Collection entries:
┌──

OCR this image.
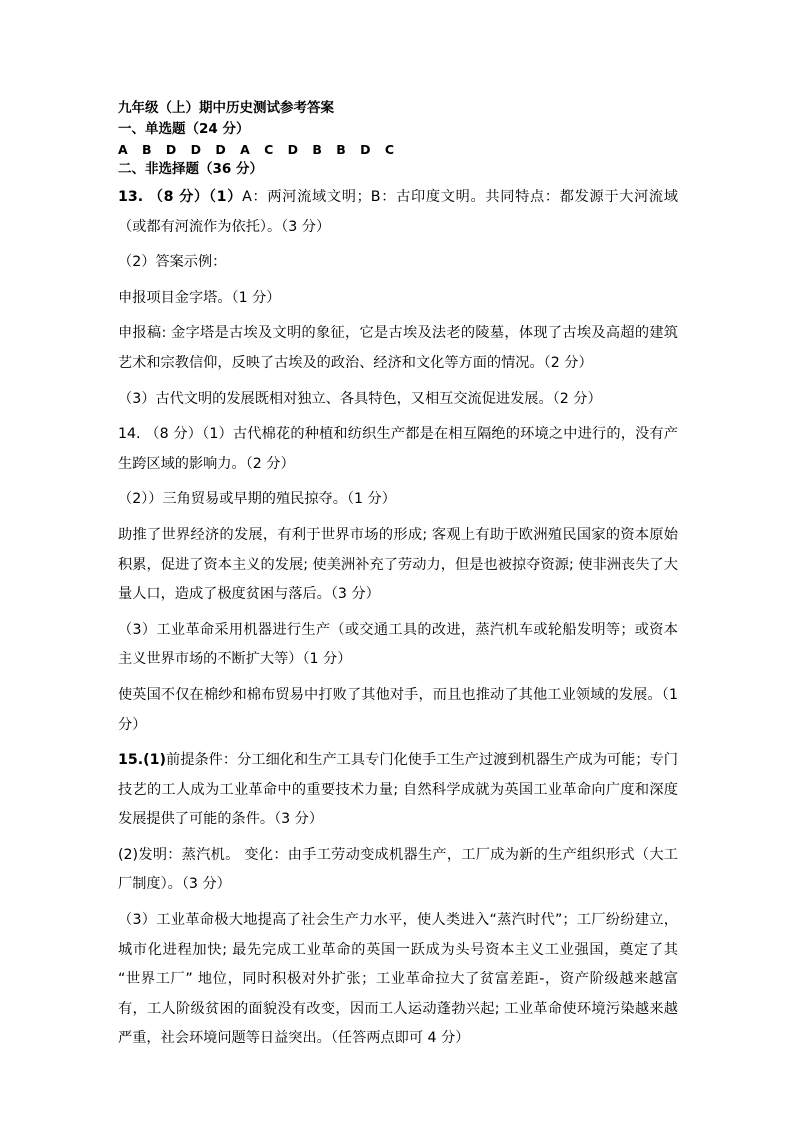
九年级（上）期中历史测试参考答案
一、单选题（24 分）
A B D D D A C D B B D C
二、非选择题（36 分）

13. （8 分）（1）A：两河流域文明；B：古印度文明。共同特点：都发源于大河流域（或都有河流作为依托）。（3 分）

（2）答案示例：

申报项目金字塔。（1 分）

申报稿: 金字塔是古埃及文明的象征，它是古埃及法老的陵墓，体现了古埃及高超的建筑艺术和宗教信仰，反映了古埃及的政治、经济和文化等方面的情况。（2 分）

（3）古代文明的发展既相对独立、各具特色，又相互交流促进发展。（2 分）

14. （8 分）（1）古代棉花的种植和纺织生产都是在相互隔绝的环境之中进行的，没有产生跨区域的影响力。（2 分）

（2））三角贸易或早期的殖民掠夺。（1 分）

助推了世界经济的发展，有利于世界市场的形成; 客观上有助于欧洲殖民国家的资本原始积累，促进了资本主义的发展; 使美洲补充了劳动力，但是也被掠夺资源; 使非洲丧失了大量人口，造成了极度贫困与落后。（3 分）

（3）工业革命采用机器进行生产（或交通工具的改进，蒸汽机车或轮船发明等；或资本主义世界市场的不断扩大等）（1 分）

使英国不仅在棉纱和棉布贸易中打败了其他对手，而且也推动了其他工业领域的发展。（1 分）

15.(1)前提条件：分工细化和生产工具专门化使手工生产过渡到机器生产成为可能；专门技艺的工人成为工业革命中的重要技术力量; 自然科学成就为英国工业革命向广度和深度发展提供了可能的条件。（3 分）

(2)发明：蒸汽机。 变化：由手工劳动变成机器生产，工厂成为新的生产组织形式（大工厂制度）。（3 分）

（3）工业革命极大地提高了社会生产力水平，使人类进入“蒸汽时代”；工厂纷纷建立，城市化进程加快; 最先完成工业革命的英国一跃成为头号资本主义工业强国，奠定了其 “世界工厂” 地位，同时积极对外扩张；工业革命拉大了贫富差距-，资产阶级越来越富有，工人阶级贫困的面貌没有改变，因而工人运动蓬勃兴起; 工业革命使环境污染越来越严重，社会环境问题等日益突出。（任答两点即可 4 分）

└──

What you are asked to do. Leave the pictures out and output the rest of the listing exactly.

Written solution.
OCR this image.
九年级（上）期中历史测试参考答案
一、单选题（24 分）
A B D D D A C D B B D C
二、非选择题（36 分）

13. （8 分）（1）A：两河流域文明；B：古印度文明。共同特点：都发源于大河流域（或都有河流作为依托）。（3 分）

（2）答案示例：

申报项目金字塔。（1 分）

申报稿: 金字塔是古埃及文明的象征，它是古埃及法老的陵墓，体现了古埃及高超的建筑艺术和宗教信仰，反映了古埃及的政治、经济和文化等方面的情况。（2 分）

（3）古代文明的发展既相对独立、各具特色，又相互交流促进发展。（2 分）

14. （8 分）（1）古代棉花的种植和纺织生产都是在相互隔绝的环境之中进行的，没有产生跨区域的影响力。（2 分）

（2））三角贸易或早期的殖民掠夺。（1 分）

助推了世界经济的发展，有利于世界市场的形成; 客观上有助于欧洲殖民国家的资本原始积累，促进了资本主义的发展; 使美洲补充了劳动力，但是也被掠夺资源; 使非洲丧失了大量人口，造成了极度贫困与落后。（3 分）

（3）工业革命采用机器进行生产（或交通工具的改进，蒸汽机车或轮船发明等；或资本主义世界市场的不断扩大等）（1 分）

使英国不仅在棉纱和棉布贸易中打败了其他对手，而且也推动了其他工业领域的发展。（1 分）

15.(1)前提条件：分工细化和生产工具专门化使手工生产过渡到机器生产成为可能；专门技艺的工人成为工业革命中的重要技术力量; 自然科学成就为英国工业革命向广度和深度发展提供了可能的条件。（3 分）

(2)发明：蒸汽机。 变化：由手工劳动变成机器生产，工厂成为新的生产组织形式（大工厂制度）。（3 分）

（3）工业革命极大地提高了社会生产力水平，使人类进入“蒸汽时代”；工厂纷纷建立，城市化进程加快; 最先完成工业革命的英国一跃成为头号资本主义工业强国，奠定了其 “世界工厂” 地位，同时积极对外扩张；工业革命拉大了贫富差距-，资产阶级越来越富有，工人阶级贫困的面貌没有改变，因而工人运动蓬勃兴起; 工业革命使环境污染越来越严重，社会环境问题等日益突出。（任答两点即可 4 分）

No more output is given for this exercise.